* Begin INPUT DATA *

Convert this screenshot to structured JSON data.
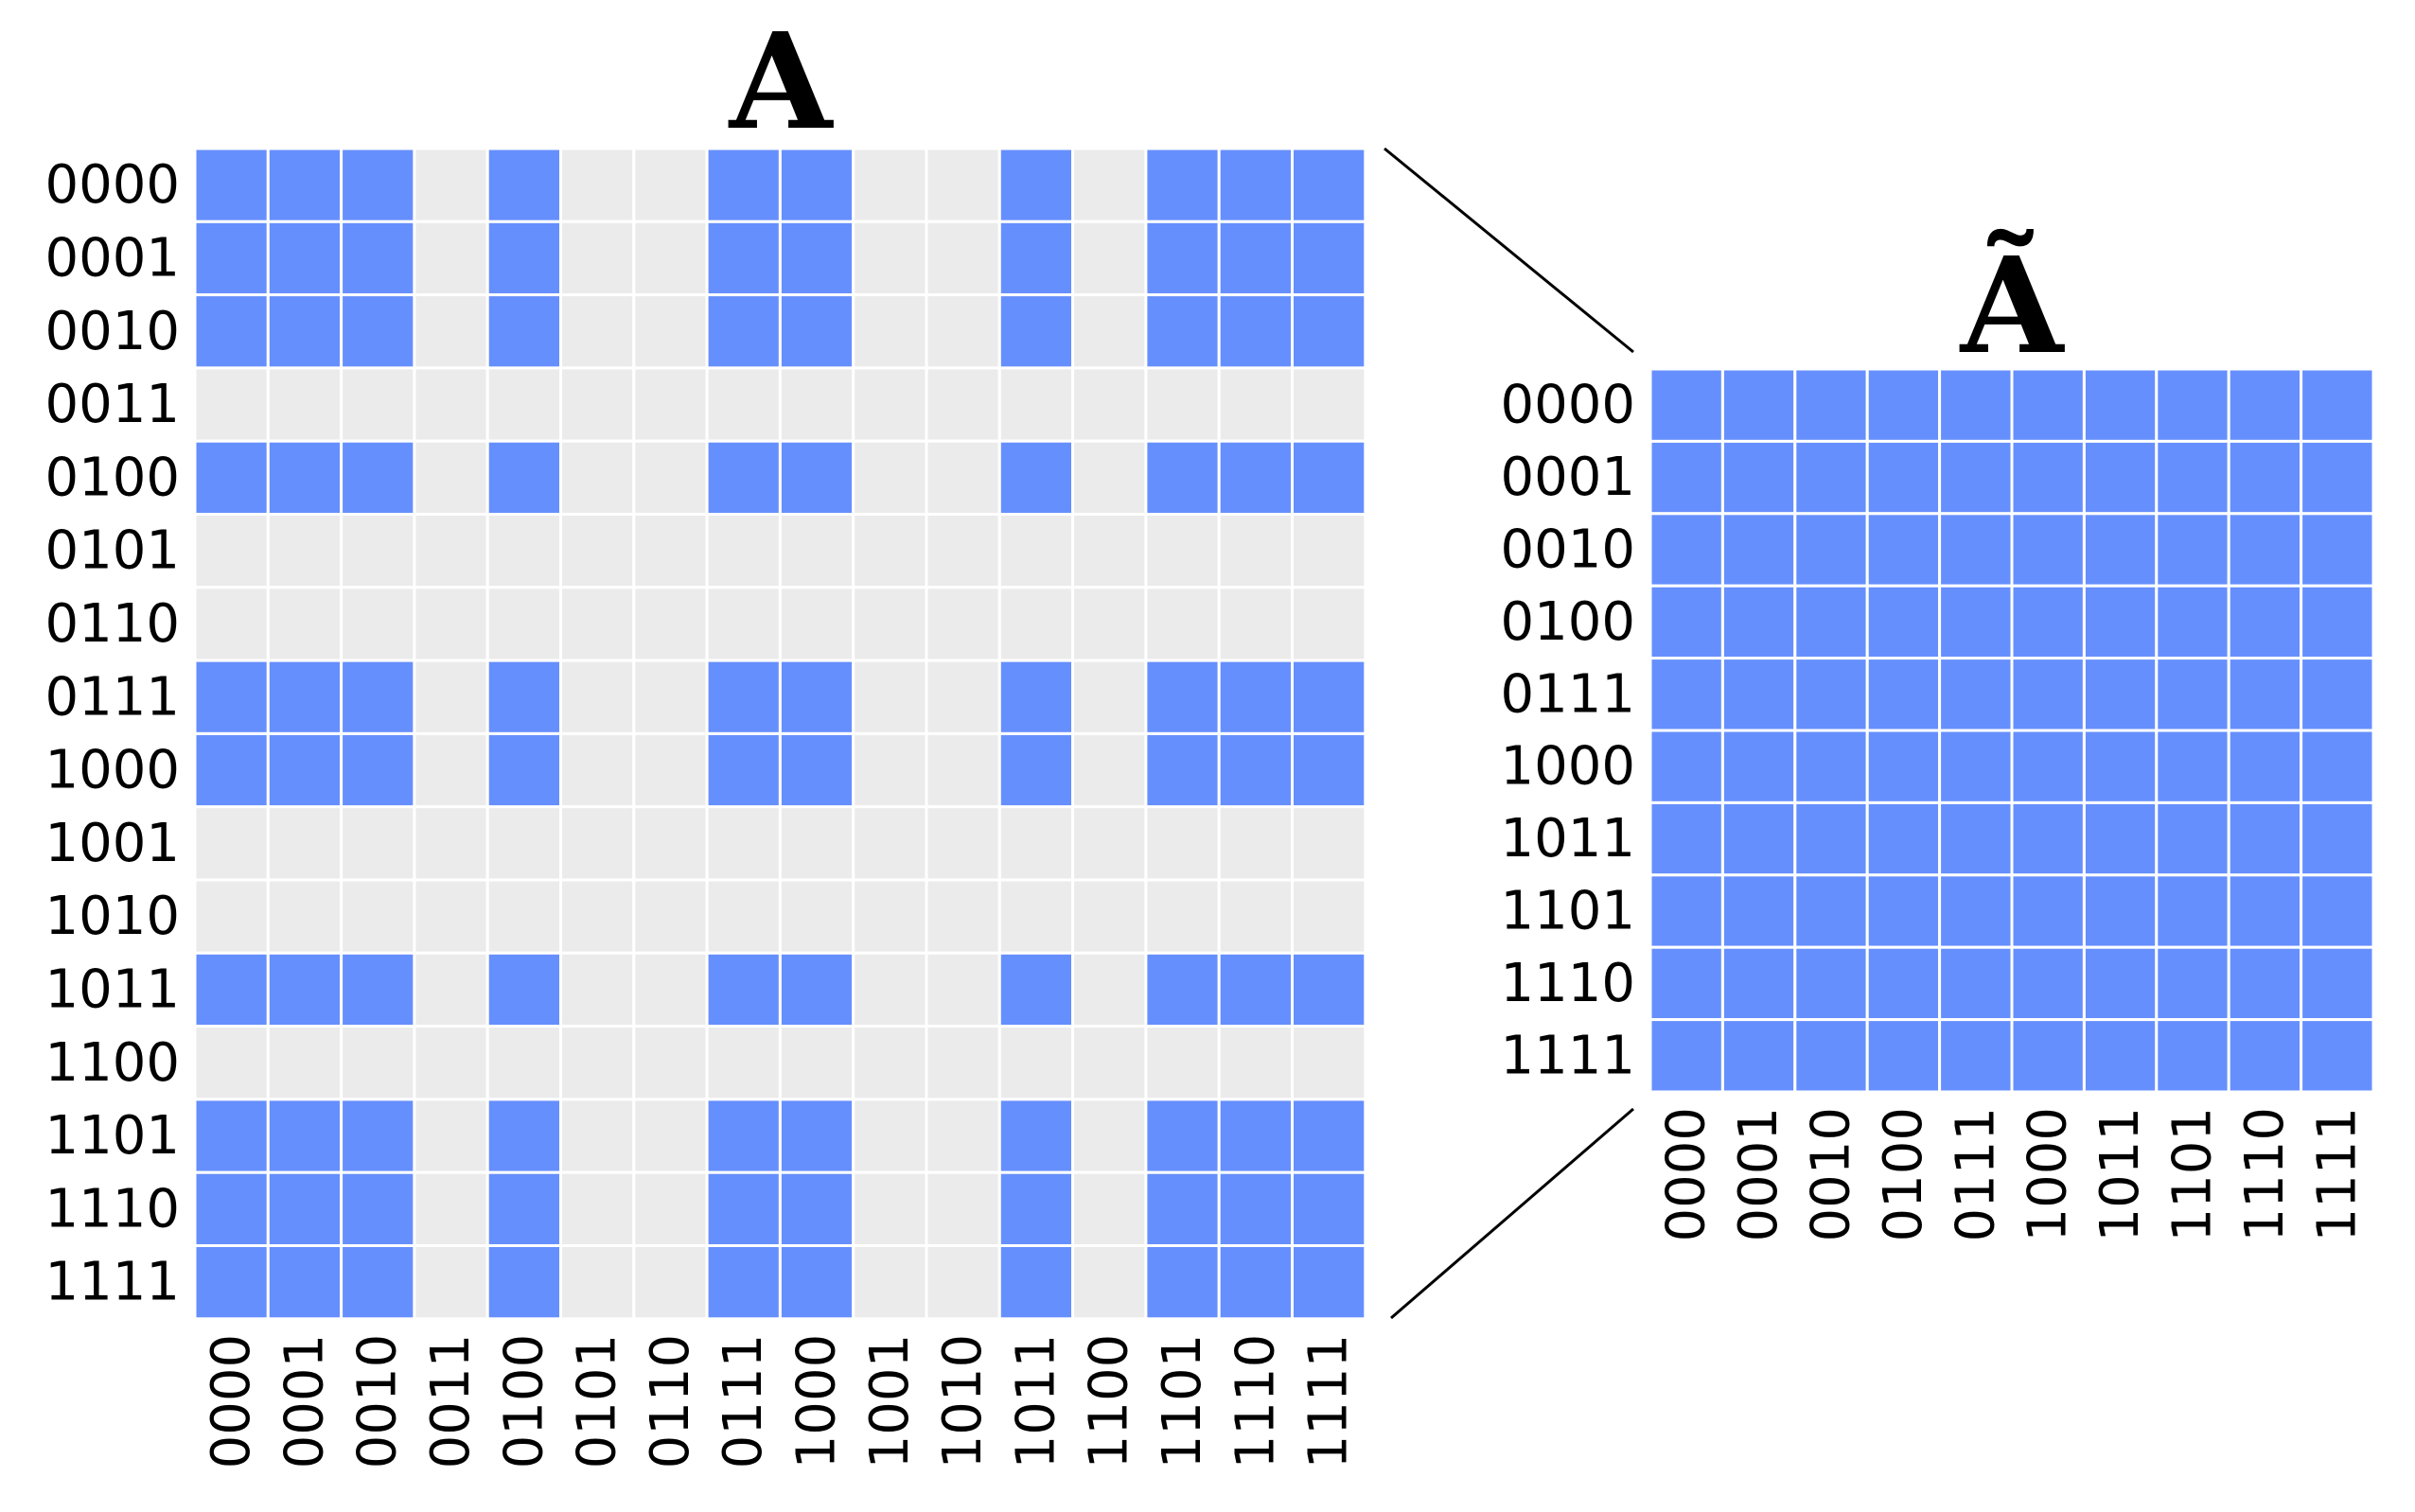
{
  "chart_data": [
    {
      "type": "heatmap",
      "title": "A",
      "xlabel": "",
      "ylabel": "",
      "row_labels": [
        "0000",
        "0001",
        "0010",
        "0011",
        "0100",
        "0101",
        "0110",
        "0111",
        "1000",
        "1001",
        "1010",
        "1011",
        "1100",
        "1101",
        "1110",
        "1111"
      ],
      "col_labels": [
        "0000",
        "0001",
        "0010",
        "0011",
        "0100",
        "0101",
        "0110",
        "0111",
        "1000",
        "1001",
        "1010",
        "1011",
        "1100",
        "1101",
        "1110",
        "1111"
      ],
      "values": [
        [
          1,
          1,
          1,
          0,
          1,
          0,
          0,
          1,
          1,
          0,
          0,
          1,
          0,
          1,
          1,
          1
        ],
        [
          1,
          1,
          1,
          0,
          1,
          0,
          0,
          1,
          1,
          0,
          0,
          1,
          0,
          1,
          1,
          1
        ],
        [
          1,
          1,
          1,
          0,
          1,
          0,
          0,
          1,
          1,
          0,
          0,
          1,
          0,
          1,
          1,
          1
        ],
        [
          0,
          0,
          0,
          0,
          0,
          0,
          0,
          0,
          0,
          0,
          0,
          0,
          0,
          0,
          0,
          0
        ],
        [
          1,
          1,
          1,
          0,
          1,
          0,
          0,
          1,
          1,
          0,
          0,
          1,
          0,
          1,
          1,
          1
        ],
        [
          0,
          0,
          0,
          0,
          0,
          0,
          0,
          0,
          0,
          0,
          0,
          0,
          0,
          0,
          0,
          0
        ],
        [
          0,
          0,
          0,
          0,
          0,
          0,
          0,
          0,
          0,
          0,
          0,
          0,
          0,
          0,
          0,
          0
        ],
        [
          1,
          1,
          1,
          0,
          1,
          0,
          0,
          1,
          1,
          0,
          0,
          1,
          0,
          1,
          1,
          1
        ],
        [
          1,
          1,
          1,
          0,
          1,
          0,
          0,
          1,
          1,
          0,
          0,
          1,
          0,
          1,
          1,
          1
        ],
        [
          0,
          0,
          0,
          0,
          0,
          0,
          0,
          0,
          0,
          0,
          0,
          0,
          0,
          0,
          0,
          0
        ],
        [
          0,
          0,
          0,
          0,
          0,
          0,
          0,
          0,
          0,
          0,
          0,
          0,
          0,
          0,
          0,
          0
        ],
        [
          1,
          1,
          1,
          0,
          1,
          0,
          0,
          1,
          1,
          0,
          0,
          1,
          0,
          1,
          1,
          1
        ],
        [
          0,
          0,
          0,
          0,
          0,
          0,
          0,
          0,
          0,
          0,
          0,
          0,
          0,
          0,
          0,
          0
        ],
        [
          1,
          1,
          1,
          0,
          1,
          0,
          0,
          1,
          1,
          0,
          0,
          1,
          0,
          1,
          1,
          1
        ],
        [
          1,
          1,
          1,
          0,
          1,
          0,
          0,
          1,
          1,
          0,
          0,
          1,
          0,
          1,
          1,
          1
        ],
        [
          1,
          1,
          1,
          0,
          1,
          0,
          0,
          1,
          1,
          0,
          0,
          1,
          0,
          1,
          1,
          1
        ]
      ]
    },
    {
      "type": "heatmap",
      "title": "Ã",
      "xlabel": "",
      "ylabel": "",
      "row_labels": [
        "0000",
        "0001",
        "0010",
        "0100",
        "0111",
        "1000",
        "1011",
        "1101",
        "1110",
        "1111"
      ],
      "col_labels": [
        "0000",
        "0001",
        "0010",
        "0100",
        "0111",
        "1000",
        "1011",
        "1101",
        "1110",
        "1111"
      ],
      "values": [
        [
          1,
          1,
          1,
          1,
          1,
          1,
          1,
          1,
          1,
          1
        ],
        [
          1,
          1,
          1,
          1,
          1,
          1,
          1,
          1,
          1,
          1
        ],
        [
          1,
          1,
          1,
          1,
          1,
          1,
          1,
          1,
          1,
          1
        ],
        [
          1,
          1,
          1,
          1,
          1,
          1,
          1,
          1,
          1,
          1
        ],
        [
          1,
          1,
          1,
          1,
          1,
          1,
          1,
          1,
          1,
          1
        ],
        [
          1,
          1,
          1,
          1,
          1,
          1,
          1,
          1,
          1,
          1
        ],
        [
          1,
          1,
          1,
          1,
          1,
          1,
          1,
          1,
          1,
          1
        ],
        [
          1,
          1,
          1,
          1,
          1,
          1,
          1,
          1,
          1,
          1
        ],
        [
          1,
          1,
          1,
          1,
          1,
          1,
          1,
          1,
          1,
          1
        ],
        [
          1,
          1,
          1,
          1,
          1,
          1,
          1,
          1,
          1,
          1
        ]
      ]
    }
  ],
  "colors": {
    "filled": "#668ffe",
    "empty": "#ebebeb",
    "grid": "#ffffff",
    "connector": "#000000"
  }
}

* End INPUT DATA *

» BRIEF
Extract every line of the data exactly; pictures stay out.

» THE OUTPUT
Convert this screenshot to structured JSON data.
{
  "chart_data": [
    {
      "type": "heatmap",
      "title": "A",
      "xlabel": "",
      "ylabel": "",
      "row_labels": [
        "0000",
        "0001",
        "0010",
        "0011",
        "0100",
        "0101",
        "0110",
        "0111",
        "1000",
        "1001",
        "1010",
        "1011",
        "1100",
        "1101",
        "1110",
        "1111"
      ],
      "col_labels": [
        "0000",
        "0001",
        "0010",
        "0011",
        "0100",
        "0101",
        "0110",
        "0111",
        "1000",
        "1001",
        "1010",
        "1011",
        "1100",
        "1101",
        "1110",
        "1111"
      ],
      "values": [
        [
          1,
          1,
          1,
          0,
          1,
          0,
          0,
          1,
          1,
          0,
          0,
          1,
          0,
          1,
          1,
          1
        ],
        [
          1,
          1,
          1,
          0,
          1,
          0,
          0,
          1,
          1,
          0,
          0,
          1,
          0,
          1,
          1,
          1
        ],
        [
          1,
          1,
          1,
          0,
          1,
          0,
          0,
          1,
          1,
          0,
          0,
          1,
          0,
          1,
          1,
          1
        ],
        [
          0,
          0,
          0,
          0,
          0,
          0,
          0,
          0,
          0,
          0,
          0,
          0,
          0,
          0,
          0,
          0
        ],
        [
          1,
          1,
          1,
          0,
          1,
          0,
          0,
          1,
          1,
          0,
          0,
          1,
          0,
          1,
          1,
          1
        ],
        [
          0,
          0,
          0,
          0,
          0,
          0,
          0,
          0,
          0,
          0,
          0,
          0,
          0,
          0,
          0,
          0
        ],
        [
          0,
          0,
          0,
          0,
          0,
          0,
          0,
          0,
          0,
          0,
          0,
          0,
          0,
          0,
          0,
          0
        ],
        [
          1,
          1,
          1,
          0,
          1,
          0,
          0,
          1,
          1,
          0,
          0,
          1,
          0,
          1,
          1,
          1
        ],
        [
          1,
          1,
          1,
          0,
          1,
          0,
          0,
          1,
          1,
          0,
          0,
          1,
          0,
          1,
          1,
          1
        ],
        [
          0,
          0,
          0,
          0,
          0,
          0,
          0,
          0,
          0,
          0,
          0,
          0,
          0,
          0,
          0,
          0
        ],
        [
          0,
          0,
          0,
          0,
          0,
          0,
          0,
          0,
          0,
          0,
          0,
          0,
          0,
          0,
          0,
          0
        ],
        [
          1,
          1,
          1,
          0,
          1,
          0,
          0,
          1,
          1,
          0,
          0,
          1,
          0,
          1,
          1,
          1
        ],
        [
          0,
          0,
          0,
          0,
          0,
          0,
          0,
          0,
          0,
          0,
          0,
          0,
          0,
          0,
          0,
          0
        ],
        [
          1,
          1,
          1,
          0,
          1,
          0,
          0,
          1,
          1,
          0,
          0,
          1,
          0,
          1,
          1,
          1
        ],
        [
          1,
          1,
          1,
          0,
          1,
          0,
          0,
          1,
          1,
          0,
          0,
          1,
          0,
          1,
          1,
          1
        ],
        [
          1,
          1,
          1,
          0,
          1,
          0,
          0,
          1,
          1,
          0,
          0,
          1,
          0,
          1,
          1,
          1
        ]
      ]
    },
    {
      "type": "heatmap",
      "title": "Ã",
      "xlabel": "",
      "ylabel": "",
      "row_labels": [
        "0000",
        "0001",
        "0010",
        "0100",
        "0111",
        "1000",
        "1011",
        "1101",
        "1110",
        "1111"
      ],
      "col_labels": [
        "0000",
        "0001",
        "0010",
        "0100",
        "0111",
        "1000",
        "1011",
        "1101",
        "1110",
        "1111"
      ],
      "values": [
        [
          1,
          1,
          1,
          1,
          1,
          1,
          1,
          1,
          1,
          1
        ],
        [
          1,
          1,
          1,
          1,
          1,
          1,
          1,
          1,
          1,
          1
        ],
        [
          1,
          1,
          1,
          1,
          1,
          1,
          1,
          1,
          1,
          1
        ],
        [
          1,
          1,
          1,
          1,
          1,
          1,
          1,
          1,
          1,
          1
        ],
        [
          1,
          1,
          1,
          1,
          1,
          1,
          1,
          1,
          1,
          1
        ],
        [
          1,
          1,
          1,
          1,
          1,
          1,
          1,
          1,
          1,
          1
        ],
        [
          1,
          1,
          1,
          1,
          1,
          1,
          1,
          1,
          1,
          1
        ],
        [
          1,
          1,
          1,
          1,
          1,
          1,
          1,
          1,
          1,
          1
        ],
        [
          1,
          1,
          1,
          1,
          1,
          1,
          1,
          1,
          1,
          1
        ],
        [
          1,
          1,
          1,
          1,
          1,
          1,
          1,
          1,
          1,
          1
        ]
      ]
    }
  ],
  "colors": {
    "filled": "#668ffe",
    "empty": "#ebebeb",
    "grid": "#ffffff",
    "connector": "#000000"
  }
}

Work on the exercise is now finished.